Task
Retype all of the entries word for word.

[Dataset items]
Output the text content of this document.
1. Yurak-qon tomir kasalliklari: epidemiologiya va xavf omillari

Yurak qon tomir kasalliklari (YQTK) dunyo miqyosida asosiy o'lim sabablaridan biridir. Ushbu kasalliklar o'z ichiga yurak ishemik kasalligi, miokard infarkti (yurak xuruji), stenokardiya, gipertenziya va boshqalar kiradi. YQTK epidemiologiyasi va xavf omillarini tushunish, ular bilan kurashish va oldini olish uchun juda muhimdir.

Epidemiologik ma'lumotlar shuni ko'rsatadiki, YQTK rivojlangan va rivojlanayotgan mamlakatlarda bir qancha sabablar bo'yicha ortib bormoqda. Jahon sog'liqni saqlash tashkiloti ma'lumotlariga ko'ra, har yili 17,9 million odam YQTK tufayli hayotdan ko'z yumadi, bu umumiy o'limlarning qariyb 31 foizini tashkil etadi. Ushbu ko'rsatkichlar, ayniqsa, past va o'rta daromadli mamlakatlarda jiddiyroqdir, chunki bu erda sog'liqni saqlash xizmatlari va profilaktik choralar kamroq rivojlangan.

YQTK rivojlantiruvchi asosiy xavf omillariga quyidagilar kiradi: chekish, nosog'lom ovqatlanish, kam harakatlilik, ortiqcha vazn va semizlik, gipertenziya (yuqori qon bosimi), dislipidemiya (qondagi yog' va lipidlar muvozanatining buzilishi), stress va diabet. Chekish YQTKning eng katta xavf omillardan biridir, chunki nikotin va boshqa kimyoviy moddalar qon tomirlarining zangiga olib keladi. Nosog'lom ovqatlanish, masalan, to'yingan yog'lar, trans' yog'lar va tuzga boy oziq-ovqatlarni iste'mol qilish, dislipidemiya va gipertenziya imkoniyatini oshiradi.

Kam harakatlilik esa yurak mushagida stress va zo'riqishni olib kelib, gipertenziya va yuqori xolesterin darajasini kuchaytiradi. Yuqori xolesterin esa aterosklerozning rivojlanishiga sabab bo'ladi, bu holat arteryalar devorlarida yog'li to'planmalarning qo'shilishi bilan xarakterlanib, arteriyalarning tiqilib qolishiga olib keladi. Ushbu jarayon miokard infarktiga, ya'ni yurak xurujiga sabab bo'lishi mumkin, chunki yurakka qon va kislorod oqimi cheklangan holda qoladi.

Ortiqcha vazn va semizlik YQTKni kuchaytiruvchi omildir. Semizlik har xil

Problem solution
Output the text content of this document.
1. Yurak-qon tomir kasalliklari: epidemiologiya va xavf omillari

Yurak qon tomir kasalliklari (YQTK) dunyo miqyosida asosiy o'lim sabablaridan biridir. Ushbu kasalliklar o'z ichiga yurak ishemik kasalligi, miokard infarkti (yurak xuruji), stenokardiya, gipertenziya va boshqalar kiradi. YQTK epidemiologiyasi va xavf omillarini tushunish, ular bilan kurashish va oldini olish uchun juda muhimdir.

Epidemiologik ma'lumotlar shuni ko'rsatadiki, YQTK rivojlangan va rivojlanayotgan mamlakatlarda bir qancha sabablar bo'yicha ortib bormoqda. Jahon sog'liqni saqlash tashkiloti ma'lumotlariga ko'ra, har yili 17,9 million odam YQTK tufayli hayotdan ko'z yumadi, bu umumiy o'limlarning qariyb 31 foizini tashkil etadi. Ushbu ko'rsatkichlar, ayniqsa, past va o'rta daromadli mamlakatlarda jiddiyroqdir, chunki bu erda sog'liqni saqlash xizmatlari va profilaktik choralar kamroq rivojlangan.

YQTK rivojlantiruvchi asosiy xavf omillariga quyidagilar kiradi: chekish, nosog'lom ovqatlanish, kam harakatlilik, ortiqcha vazn va semizlik, gipertenziya (yuqori qon bosimi), dislipidemiya (qondagi yog' va lipidlar muvozanatining buzilishi), stress va diabet. Chekish YQTKning eng katta xavf omillardan biridir, chunki nikotin va boshqa kimyoviy moddalar qon tomirlarining zangiga olib keladi. Nosog'lom ovqatlanish, masalan, to'yingan yog'lar, trans' yog'lar va tuzga boy oziq-ovqatlarni iste'mol qilish, dislipidemiya va gipertenziya imkoniyatini oshiradi.

Kam harakatlilik esa yurak mushagida stress va zo'riqishni olib kelib, gipertenziya va yuqori xolesterin darajasini kuchaytiradi. Yuqori xolesterin esa aterosklerozning rivojlanishiga sabab bo'ladi, bu holat arteryalar devorlarida yog'li to'planmalarning qo'shilishi bilan xarakterlanib, arteriyalarning tiqilib qolishiga olib keladi. Ushbu jarayon miokard infarktiga, ya'ni yurak xurujiga sabab bo'lishi mumkin, chunki yurakka qon va kislorod oqimi cheklangan holda qoladi.

Ortiqcha vazn va semizlik YQTKni kuchaytiruvchi omildir. Semizlik har xil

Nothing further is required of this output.